--- Required work ---
Copy out only the part of the items that opens with the line containing "section-disposal-heading: [544, 203, 689, 231]" and closes with the line containing "care-warning: [161, 296, 513, 346]", substituting "legend-numeral" for "legend-number" and changing nothing else.

--- Material ---
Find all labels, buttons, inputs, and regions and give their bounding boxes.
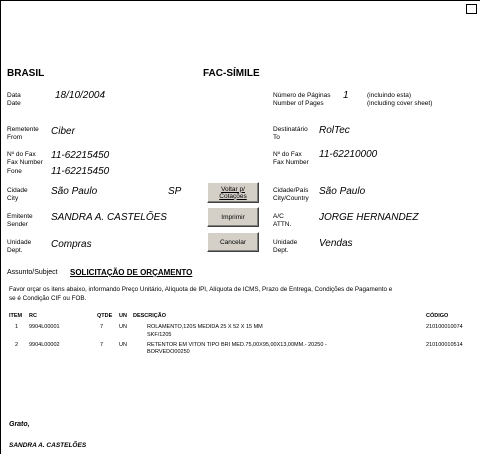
unit-to-field[interactable]: Vendas — [319, 238, 353, 249]
pages-label-en: Number of Pages — [273, 100, 324, 107]
subject-field[interactable]: SOLICITAÇÃO DE ORÇAMENTO — [70, 268, 193, 277]
city-to-field[interactable]: São Paulo — [319, 186, 366, 197]
row-item: 1 — [15, 324, 19, 330]
col-header-unit: UN — [119, 313, 127, 319]
print-button-label: Imprimir — [221, 213, 245, 221]
close-icon[interactable] — [466, 4, 477, 14]
date-label-en: Date — [7, 100, 21, 107]
city-label-en: City — [7, 195, 19, 202]
fax-from-label-en: Fax Number — [7, 159, 43, 166]
signature-text: SANDRA A. CASTELÕES — [9, 442, 87, 449]
country-heading: BRASIL — [7, 68, 45, 79]
row-unit: UN — [119, 324, 127, 330]
closing-text: Grato, — [9, 421, 30, 428]
phone-label: Fone — [7, 168, 22, 175]
unit-label-pt: Unidade — [7, 239, 32, 246]
row-desc-line-1: RETENTOR EM VITON TIPO BRI MED.75,00X95,00X13,00MM.- 20250 - — [147, 342, 327, 348]
state-field[interactable]: SP — [168, 186, 182, 197]
city-label-pt: Cidade — [7, 187, 28, 194]
attn-field[interactable]: JORGE HERNANDEZ — [319, 212, 419, 223]
sender-label-pt: Remetente — [7, 126, 39, 133]
recipient-label-pt: Destinatário — [273, 126, 308, 133]
fax-to-label-pt: Nº do Fax — [273, 151, 302, 158]
unit-to-label-en: Dept. — [273, 247, 289, 254]
row-code: 210100010074 — [426, 324, 463, 330]
fax-from-label-pt: Nº do Fax — [7, 151, 36, 158]
col-header-qty: QTDE — [97, 313, 113, 319]
col-header-desc: DESCRIÇÃO — [133, 313, 167, 319]
body-line-2: se é Condição CIF ou FOB. — [9, 295, 87, 302]
back-to-quotes-label-2: Cotações — [219, 192, 247, 200]
unit-label-en: Dept. — [7, 247, 23, 254]
back-to-quotes-button[interactable] — [207, 182, 259, 203]
fax-to-label-en: Fax Number — [273, 159, 309, 166]
emitter-label-pt: Emitente — [7, 213, 33, 220]
city-to-label-en: City/Country — [273, 195, 309, 202]
pages-field[interactable]: 1 — [343, 90, 349, 101]
sender-field[interactable]: Ciber — [51, 126, 75, 137]
phone-field[interactable]: 11-62215450 — [51, 166, 110, 177]
recipient-label-en: To — [273, 134, 280, 141]
back-to-quotes-label-1: Voltar p/ — [221, 185, 245, 193]
recipient-field[interactable]: RolTec — [319, 125, 350, 136]
col-header-rc: RC — [29, 313, 37, 319]
row-desc-line-1: ROLAMENTO,120S MEDIDA 25 X 52 X 15 MM — [147, 324, 263, 330]
cancel-button[interactable] — [207, 232, 259, 252]
fax-from-field[interactable]: 11-62215450 — [51, 150, 110, 161]
unit-field[interactable]: Compras — [51, 239, 92, 250]
fax-to-field[interactable]: 11-62210000 — [319, 149, 378, 160]
print-button[interactable] — [207, 207, 259, 227]
cancel-button-label: Cancelar — [219, 238, 246, 246]
row-code: 210100010514 — [426, 342, 463, 348]
sender-label-en: From — [7, 134, 23, 141]
date-label-pt: Data — [7, 92, 21, 99]
row-qty: 7 — [100, 342, 104, 348]
row-desc-line-2: SKF/1205 — [147, 332, 172, 338]
col-header-item: ITEM — [9, 313, 23, 319]
row-rc: 9904L00001 — [29, 324, 60, 330]
col-header-code: CÓDIGO — [426, 313, 449, 319]
emitter-field[interactable]: SANDRA A. CASTELÕES — [51, 212, 167, 223]
page-title: FAC-SÍMILE — [203, 68, 260, 79]
pages-label-pt: Número de Páginas — [273, 92, 331, 99]
body-line-1: Favor orçar os itens abaixo, informando Preço Unitário, Alíquota de IPI, Alíquota de ICMS, Prazo de Entrega, Condições de Pagamento e — [9, 286, 393, 293]
unit-to-label-pt: Unidade — [273, 239, 298, 246]
attn-label-pt: A/C — [273, 213, 284, 220]
attn-label-en: ATTN. — [273, 221, 292, 228]
row-unit: UN — [119, 342, 127, 348]
row-rc: 9904L00002 — [29, 342, 60, 348]
city-to-label-pt: Cidade/País — [273, 187, 309, 194]
emitter-label-en: Sender — [7, 221, 28, 228]
date-field[interactable]: 18/10/2004 — [55, 90, 106, 101]
row-qty: 7 — [100, 324, 104, 330]
row-desc-line-2: BORVEDO00250 — [147, 349, 190, 355]
city-field[interactable]: São Paulo — [51, 186, 98, 197]
row-item: 2 — [15, 342, 19, 348]
pages-note-en: (including cover sheet) — [367, 100, 433, 107]
pages-note-pt: (incluindo esta) — [367, 92, 412, 99]
subject-label: Assunto/Subject — [7, 269, 58, 276]
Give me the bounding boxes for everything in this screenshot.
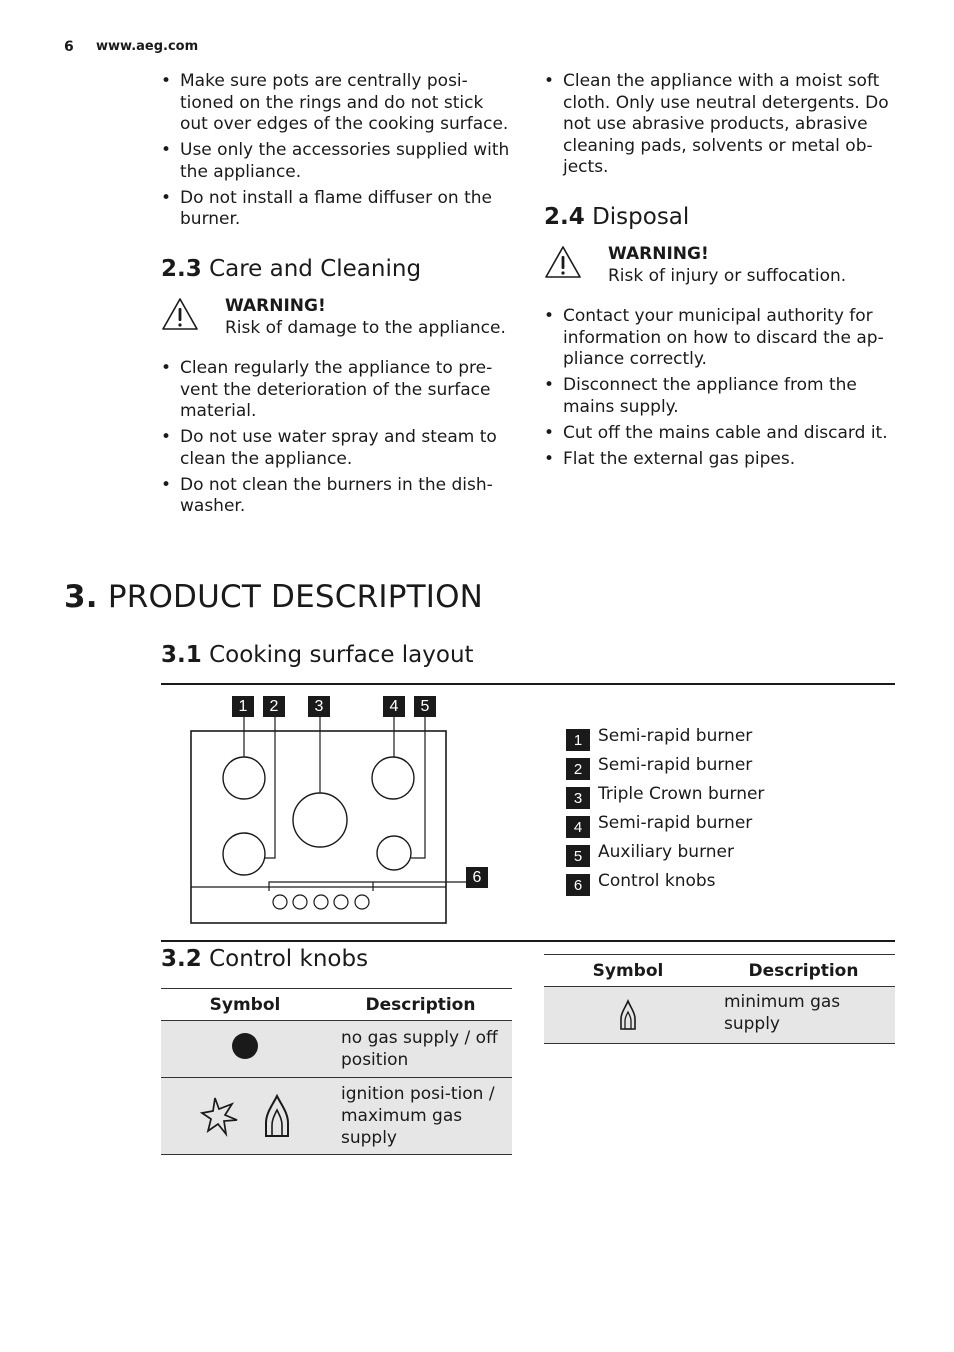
section-disposal-heading: [544, 203, 689, 231]
warning-title: WARNING!: [608, 244, 709, 264]
disposal-list: [544, 306, 896, 475]
page-number: 6: [64, 39, 74, 55]
legend-number: 4: [566, 816, 590, 838]
list-item: • Make sure pots are centrally posi-tioned on the rings and do not stick out over edges of the cooking surface.: [161, 71, 513, 136]
legend-number: 6: [566, 874, 590, 896]
chapter-number: 3.: [64, 579, 98, 615]
section-layout-heading: [161, 641, 474, 669]
care-warning: [161, 296, 513, 346]
website-url: www.aeg.com: [96, 39, 199, 54]
section-title: Care and Cleaning: [209, 256, 422, 282]
chapter-title: PRODUCT DESCRIPTION: [107, 579, 484, 615]
chapter-heading: [64, 577, 483, 617]
legend-label: Triple Crown burner: [598, 784, 765, 804]
warning-text: Risk of injury or suffocation.: [608, 265, 847, 286]
large-flame-icon: [263, 1093, 291, 1139]
filled-circle-icon: [230, 1031, 260, 1061]
column-header-symbol: Symbol: [161, 989, 329, 1021]
section-number: 3.1: [161, 642, 202, 668]
legend-number: 3: [566, 787, 590, 809]
layout-legend: [566, 726, 886, 906]
warning-title: WARNING!: [225, 296, 326, 316]
diagram-badge-5: 5: [414, 696, 436, 717]
column-header-symbol: Symbol: [544, 955, 712, 987]
section-title: Disposal: [592, 204, 690, 230]
list-item: • Flat the external gas pipes.: [544, 449, 896, 471]
symbol-cell: [544, 987, 712, 1044]
symbol-cell: [161, 1021, 329, 1078]
section-number: 2.4: [544, 204, 585, 230]
table-row: [161, 1021, 512, 1078]
control-knobs-table-right: [544, 954, 895, 1044]
section-number: 2.3: [161, 256, 202, 282]
section-divider: [161, 940, 895, 942]
diagram-badge-3: 3: [308, 696, 330, 717]
legend-label: Semi-rapid burner: [598, 755, 753, 775]
list-item: • Clean regularly the appliance to pre-vent the deterioration of the surface material.: [161, 358, 501, 423]
list-item: • Cut off the mains cable and discard it.: [544, 423, 896, 445]
care-list: [161, 358, 501, 522]
warning-triangle-icon: [544, 244, 582, 280]
diagram-badge-6: 6: [466, 867, 488, 888]
legend-label: Semi-rapid burner: [598, 813, 753, 833]
ignition-spark-icon: [199, 1094, 243, 1138]
symbol-cell: [161, 1078, 329, 1155]
small-flame-icon: [619, 999, 637, 1031]
section-title: Control knobs: [209, 946, 369, 972]
diagram-badge-2: 2: [263, 696, 285, 717]
diagram-badge-1: 1: [232, 696, 254, 717]
warning-triangle-icon: [161, 296, 199, 332]
list-item: • Do not clean the burners in the dish-washer.: [161, 475, 501, 518]
table-row: [161, 1078, 512, 1155]
legend-number: 2: [566, 758, 590, 780]
column-header-description: Description: [329, 989, 512, 1021]
safety-list-left: [161, 71, 513, 235]
list-item: • Contact your municipal authority for information on how to discard the ap-pliance correctly.: [544, 306, 896, 371]
warning-text: Risk of damage to the appliance.: [225, 317, 506, 338]
description-cell: no gas supply / off position: [329, 1021, 512, 1078]
cleaning-list-right: [544, 71, 896, 183]
table-row: [544, 987, 895, 1044]
section-title: Cooking surface layout: [209, 642, 474, 668]
section-divider: [161, 683, 895, 685]
legend-number: 5: [566, 845, 590, 867]
disposal-warning: [544, 244, 896, 294]
list-item: • Disconnect the appliance from the mains supply.: [544, 375, 896, 418]
section-care-heading: [161, 255, 421, 283]
description-cell: ignition posi-tion / maximum gas supply: [329, 1078, 512, 1155]
section-number: 3.2: [161, 946, 202, 972]
section-knobs-heading: [161, 945, 368, 973]
legend-label: Semi-rapid burner: [598, 726, 753, 746]
legend-number: 1: [566, 729, 590, 751]
cooking-surface-diagram: [180, 690, 500, 930]
list-item: • Use only the accessories supplied with the appliance.: [161, 140, 513, 183]
legend-label: Control knobs: [598, 871, 716, 891]
control-knobs-table-left: [161, 988, 512, 1155]
list-item: • Do not use water spray and steam to clean the appliance.: [161, 427, 501, 470]
description-cell: minimum gas supply: [712, 987, 895, 1044]
hob-layout-drawing: [180, 690, 500, 930]
list-item: • Clean the appliance with a moist soft cloth. Only use neutral detergents. Do not use abrasive products, abrasive cleaning pads, solvents or metal ob-jects.: [544, 71, 896, 179]
list-item: • Do not install a flame diffuser on the burner.: [161, 188, 513, 231]
legend-label: Auxiliary burner: [598, 842, 734, 862]
diagram-badge-4: 4: [383, 696, 405, 717]
column-header-description: Description: [712, 955, 895, 987]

--- Complete output ---
section-disposal-heading: [544, 203, 689, 231]
warning-title: WARNING!: [608, 244, 709, 264]
disposal-list: [544, 306, 896, 475]
page-number: 6: [64, 39, 74, 55]
legend-numeral: 4: [566, 816, 590, 838]
list-item: • Make sure pots are centrally posi-tioned on the rings and do not stick out over edges of the cooking surface.: [161, 71, 513, 136]
legend-numeral: 6: [566, 874, 590, 896]
chapter-number: 3.: [64, 579, 98, 615]
section-layout-heading: [161, 641, 474, 669]
care-warning: [161, 296, 513, 346]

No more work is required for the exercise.